• Assignment A
From the excerpt on J-107088 and other anticancer drugs, output everything from "J-107088 (Fig. 1)" down to "Cleavage and Religation.".
• Assignment B
According to the excerpt on J-107088 and other anticancer drugs, which company supplied the etoposide, Adriamycin and camptothecin?

====== Selected excerpt ======

J-107088 and Other Anticancer Drugs.
J-107088 (Fig. 1) , 6-N-(1-hydroxymethyl-2-hydroxy)ethylamino-12,13-dihydro-2,10-dihydroxy-13-(ß-D-glucopyranosyl)-5H-indolo[2,3-a]-pyrrolo[3,4-c]carbazole-5,7(6H)-dione and NB-506 were synthesized in our institute by the method reported previously (4) . Etoposide, Adriamycin and camptothecin were purchased from Sigma Chemical Co. [Methyl-[³H]]thymidine and [-³²P]dCTP were purchased from Amersham-Pharmacia Biotech.

Topoisomerase-mediated DNA Cleavage and Religation.

====== Data extract ======

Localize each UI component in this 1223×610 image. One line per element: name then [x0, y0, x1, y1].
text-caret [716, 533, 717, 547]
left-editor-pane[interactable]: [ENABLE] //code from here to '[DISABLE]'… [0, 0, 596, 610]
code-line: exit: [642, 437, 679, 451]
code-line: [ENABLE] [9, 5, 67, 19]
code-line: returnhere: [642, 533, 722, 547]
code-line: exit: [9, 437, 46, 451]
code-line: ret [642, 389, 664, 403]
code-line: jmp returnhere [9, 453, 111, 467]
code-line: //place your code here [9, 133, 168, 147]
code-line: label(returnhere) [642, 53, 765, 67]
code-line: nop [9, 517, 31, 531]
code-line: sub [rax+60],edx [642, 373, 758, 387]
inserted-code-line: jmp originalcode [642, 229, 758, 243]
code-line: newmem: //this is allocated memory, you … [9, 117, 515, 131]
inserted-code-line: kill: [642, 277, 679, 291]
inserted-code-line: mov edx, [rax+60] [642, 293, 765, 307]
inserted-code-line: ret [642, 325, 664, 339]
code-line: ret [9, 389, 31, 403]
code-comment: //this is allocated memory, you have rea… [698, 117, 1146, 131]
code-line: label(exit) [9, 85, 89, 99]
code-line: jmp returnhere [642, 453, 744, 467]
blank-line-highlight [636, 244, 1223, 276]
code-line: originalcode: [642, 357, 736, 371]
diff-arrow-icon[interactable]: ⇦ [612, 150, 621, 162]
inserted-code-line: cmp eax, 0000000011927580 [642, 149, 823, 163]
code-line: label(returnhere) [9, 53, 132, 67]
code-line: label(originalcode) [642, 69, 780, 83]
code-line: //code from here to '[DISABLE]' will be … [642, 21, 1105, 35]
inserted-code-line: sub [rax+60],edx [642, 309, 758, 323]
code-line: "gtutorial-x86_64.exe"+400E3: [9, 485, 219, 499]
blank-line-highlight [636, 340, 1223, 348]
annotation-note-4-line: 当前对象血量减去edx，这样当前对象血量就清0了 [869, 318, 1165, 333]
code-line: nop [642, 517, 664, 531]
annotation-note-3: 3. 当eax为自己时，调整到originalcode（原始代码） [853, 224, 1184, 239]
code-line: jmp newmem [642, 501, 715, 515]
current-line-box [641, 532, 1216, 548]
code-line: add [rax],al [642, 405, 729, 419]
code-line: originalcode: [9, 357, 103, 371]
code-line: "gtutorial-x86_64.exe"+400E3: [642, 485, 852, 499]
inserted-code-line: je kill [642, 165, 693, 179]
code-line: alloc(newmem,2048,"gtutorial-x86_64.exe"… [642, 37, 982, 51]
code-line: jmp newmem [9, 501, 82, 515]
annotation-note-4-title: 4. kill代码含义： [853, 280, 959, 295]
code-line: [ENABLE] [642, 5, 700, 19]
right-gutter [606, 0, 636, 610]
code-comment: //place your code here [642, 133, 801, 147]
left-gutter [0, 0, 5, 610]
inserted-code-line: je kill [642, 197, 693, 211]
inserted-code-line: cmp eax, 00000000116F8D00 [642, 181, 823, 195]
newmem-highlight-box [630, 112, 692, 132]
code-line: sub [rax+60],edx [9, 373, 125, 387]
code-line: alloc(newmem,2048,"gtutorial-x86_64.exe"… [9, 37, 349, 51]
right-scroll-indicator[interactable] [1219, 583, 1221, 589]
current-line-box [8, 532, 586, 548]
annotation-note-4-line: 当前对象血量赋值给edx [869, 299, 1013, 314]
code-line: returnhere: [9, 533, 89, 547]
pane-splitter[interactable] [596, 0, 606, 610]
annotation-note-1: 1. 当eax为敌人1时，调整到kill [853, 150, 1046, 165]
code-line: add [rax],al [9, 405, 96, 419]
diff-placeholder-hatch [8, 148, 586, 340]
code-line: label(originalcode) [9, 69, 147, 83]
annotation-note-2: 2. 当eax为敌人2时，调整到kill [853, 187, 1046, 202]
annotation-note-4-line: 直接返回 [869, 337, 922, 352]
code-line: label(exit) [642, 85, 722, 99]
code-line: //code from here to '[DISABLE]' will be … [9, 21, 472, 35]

======

• Exercise answer A
J-107088 (Fig. 1) , 6-N-(1-hydroxymethyl-2-hydroxy)ethylamino-12,13-dihydro-2,10-dihydroxy-13-(ß-D-glucopyranosyl)-5H-indolo[2,3-a]-pyrrolo[3,4-c]carbazole-5,7(6H)-dione and NB-506 were synthesized in our institute by the method reported previously (4) . Etoposide, Adriamycin and camptothecin were purchased from Sigma Chemical Co. [Methyl-[³H]]thymidine and [-³²P]dCTP were purchased from Amersham-Pharmacia Biotech.

Topoisomerase-mediated DNA Cleavage and Religation.

• Exercise answer B
Sigma Chemical Co.